Stored entries:
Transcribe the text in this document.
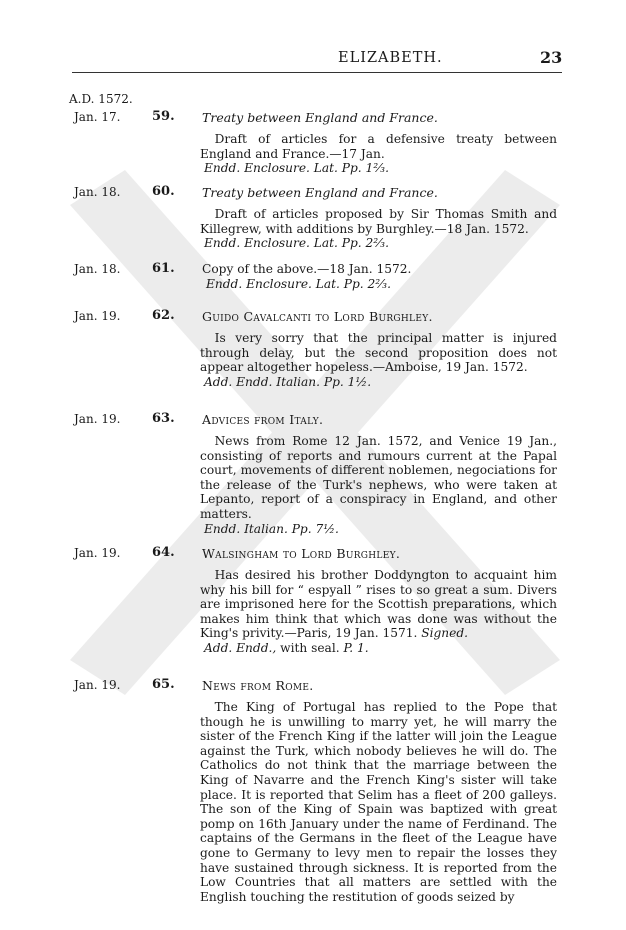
ELIZABETH.	23
A.D. 1572.
Jan. 17. 59. Treaty between England and France.
Draft of articles for a defensive treaty between England and France.—17 Jan.
Endd. Enclosure. Lat. Pp. 1⅔.
Jan. 18. 60. Treaty between England and France.
Draft of articles proposed by Sir Thomas Smith and Killegrew, with additions by Burghley.—18 Jan. 1572.
Endd. Enclosure. Lat. Pp. 2⅔.
Jan. 18. 61. Copy of the above.—18 Jan. 1572.
Endd. Enclosure. Lat. Pp. 2⅔.
Jan. 19. 62. Guido Cavalcanti to Lord Burghley.
Is very sorry that the principal matter is injured through delay, but the second proposition does not appear altogether hopeless.—Amboise, 19 Jan. 1572.
Add. Endd. Italian. Pp. 1½.
Jan. 19. 63. Advices from Italy.
News from Rome 12 Jan. 1572, and Venice 19 Jan., consisting of reports and rumours current at the Papal court, movements of different noblemen, negociations for the release of the Turk's nephews, who were taken at Lepanto, report of a conspiracy in England, and other matters.
Endd. Italian. Pp. 7½.
Jan. 19. 64. Walsingham to Lord Burghley.
Has desired his brother Doddyngton to acquaint him why his bill for “ espyall ” rises to so great a sum. Divers are imprisoned here for the Scottish preparations, which makes him think that which was done was without the King's privity.—Paris, 19 Jan. 1571. Signed.
Add. Endd., with seal. P. 1.
Jan. 19. 65. News from Rome.
The King of Portugal has replied to the Pope that though he is unwilling to marry yet, he will marry the sister of the French King if the latter will join the League against the Turk, which nobody believes he will do. The Catholics do not think that the marriage between the King of Navarre and the French King's sister will take place. It is reported that Selim has a fleet of 200 galleys. The son of the King of Spain was baptized with great pomp on 16th January under the name of Ferdinand. The captains of the Germans in the fleet of the League have gone to Germany to levy men to repair the losses they have sustained through sickness. It is reported from the Low Countries that all matters are settled with the English touching the restitution of goods seized by
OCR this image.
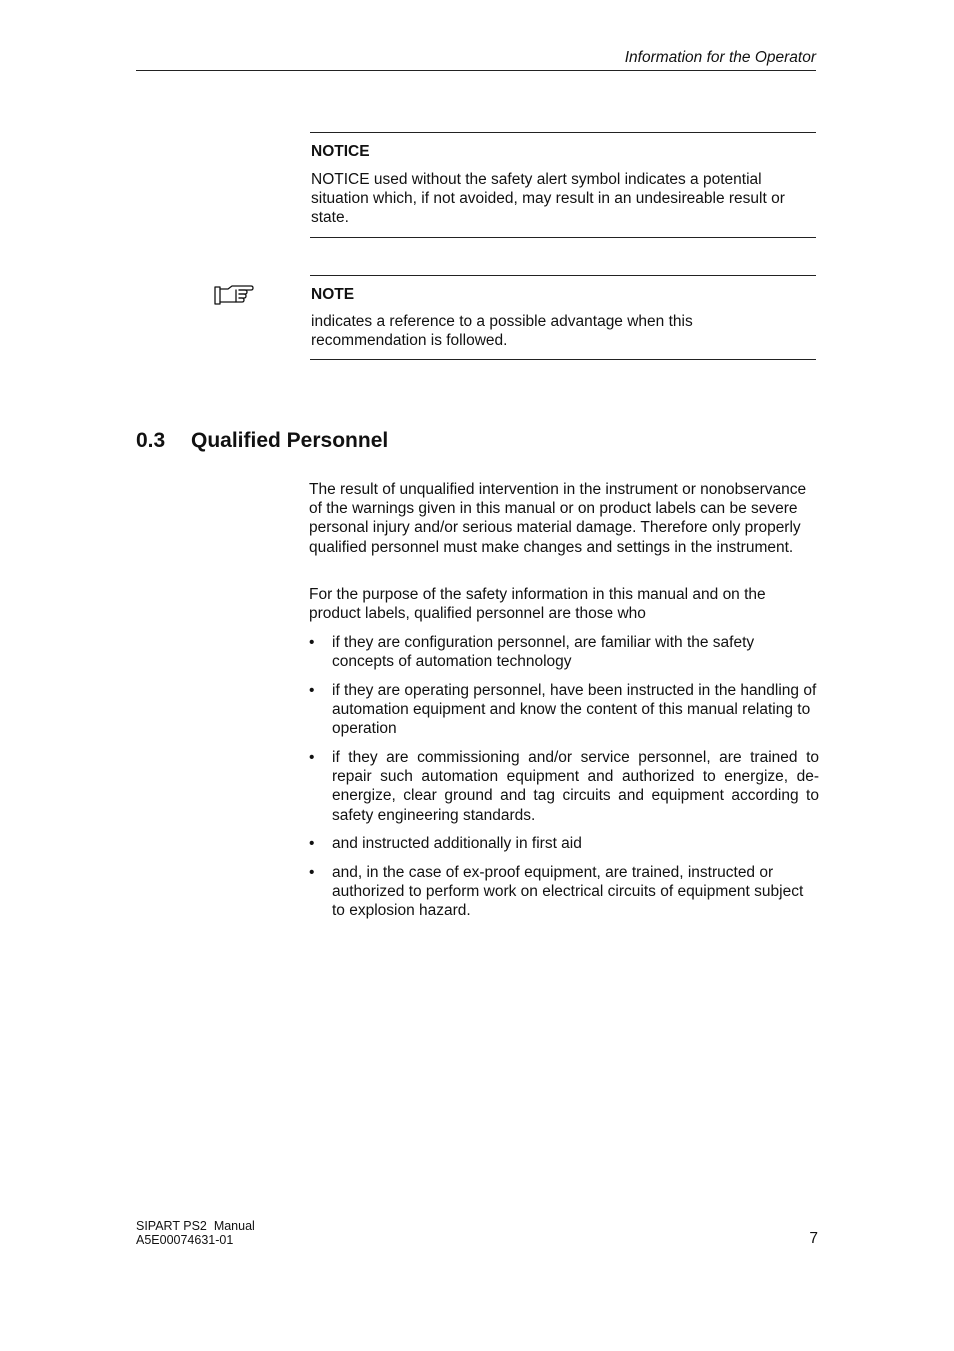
Information for the Operator
NOTICE
NOTICE used without the safety alert symbol indicates a potential situation which, if not avoided, may result in an undesireable result or state.
NOTE
indicates a reference to a possible advantage when this recommendation is followed.
0.3 Qualified Personnel
The result of unqualified intervention in the instrument or nonobservance of the warnings given in this manual or on product labels can be severe personal injury and/or serious material damage. Therefore only properly qualified personnel must make changes and settings in the instrument.
For the purpose of the safety information in this manual and on the product labels, qualified personnel are those who
• if they are configuration personnel, are familiar with the safety concepts of automation technology
• if they are operating personnel, have been instructed in the handling of automation equipment and know the content of this manual relating to operation
• if they are commissioning and/or service personnel, are trained to repair such automation equipment and authorized to energize, de-energize, clear ground and tag circuits and equipment according to safety engineering standards.
• and instructed additionally in first aid
• and, in the case of ex-proof equipment, are trained, instructed or authorized to perform work on electrical circuits of equipment subject to explosion hazard.
SIPART PS2  Manual
A5E00074631-01	7
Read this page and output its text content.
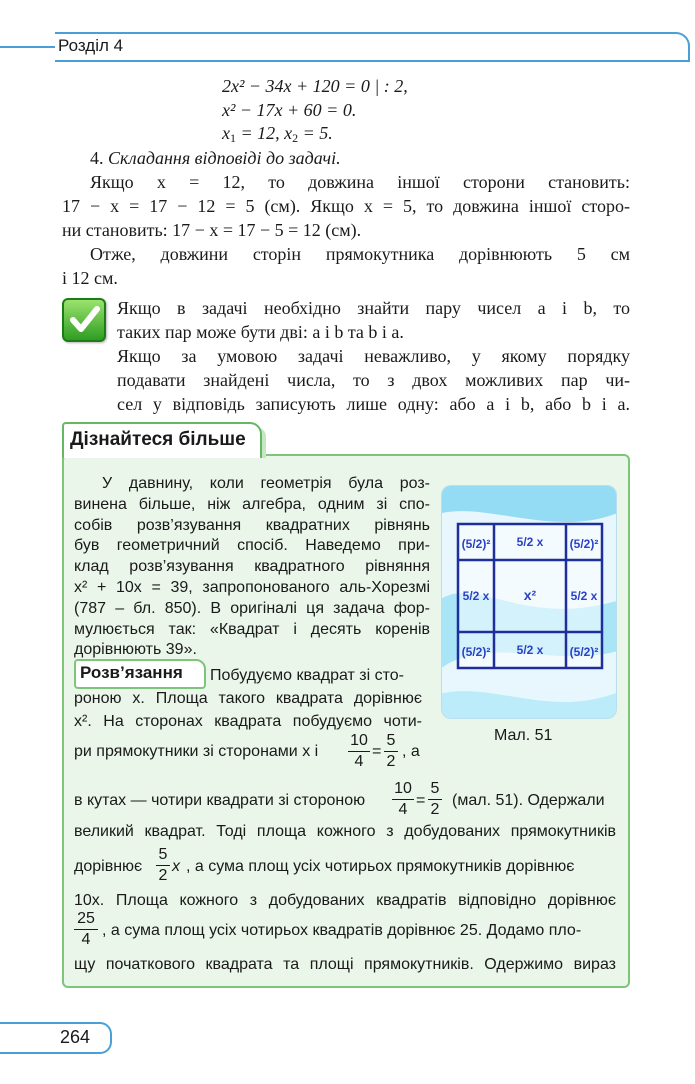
Розділ 4
2x² − 34x + 120 = 0 | : 2,
x² − 17x + 60 = 0.
$x_1 = 12$, $x_2 = 5$.
4. Складання відповіді до задачі.
Якщо x = 12, то довжина іншої сторони становить:
17 − x = 17 − 12 = 5 (см). Якщо x = 5, то довжина іншої сторо-
ни становить: 17 − x = 17 − 5 = 12 (см).
Отже, довжини сторін прямокутника дорівнюють 5 см
і 12 см.
Якщо в задачі необхідно знайти пару чисел a і b, то
таких пар може бути дві: a і b та b і a.
Якщо за умовою задачі неважливо, у якому порядку
подавати знайдені числа, то з двох можливих пар чи-
сел у відповідь записують лише одну: або a і b, або b і a.
Дізнайтеся більше
У давнину, коли геометрія була роз-
винена більше, ніж алгебра, одним зі спо-
собів розв’язування квадратних рівнянь
був геометричний спосіб. Наведемо при-
клад розв’язування квадратного рівняння
x² + 10x = 39, запропонованого аль-Хорезмі
(787 – бл. 850). В оригіналі ця задача фор-
мулюється так: «Квадрат і десять коренів
дорівнюють 39».
Розв’язання Побудуємо квадрат зі сто-
роною x. Площа такого квадрата дорівнює
x². На сторонах квадрата побудуємо чоти-
ри прямокутники зі сторонами x і
10
4
=
5
2
, а
(5/2)²	(5/2)²
(5/2)²	(5/2)²
5/2 x
5/2 x
5/2 x	5/2 x
x²
Мал. 51
в кутах — чотири квадрати зі стороною
10
4
=
5
2
(мал. 51). Одержали
великий квадрат. Тоді площа кожного з добудованих прямокутників
дорівнює
5
2
x , а сума площ усіх чотирьох прямокутників дорівнює
10x. Площа кожного з добудованих квадратів відповідно дорівнює
25
4
, а сума площ усіх чотирьох квадратів дорівнює 25. Додамо пло-
щу початкового квадрата та площі прямокутників. Одержимо вираз
264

**WORK INSTRUCTIONS:** Go through the records and gather the lines that hold "Burghley".

**THE RESULT:**
Draft of articles proposed by Sir Thomas Smith and Killegrew, with additions by Burghley.—18 Jan. 1572.
Jan. 19. 62. Guido Cavalcanti to Lord Burghley.
Jan. 19. 64. Walsingham to Lord Burghley.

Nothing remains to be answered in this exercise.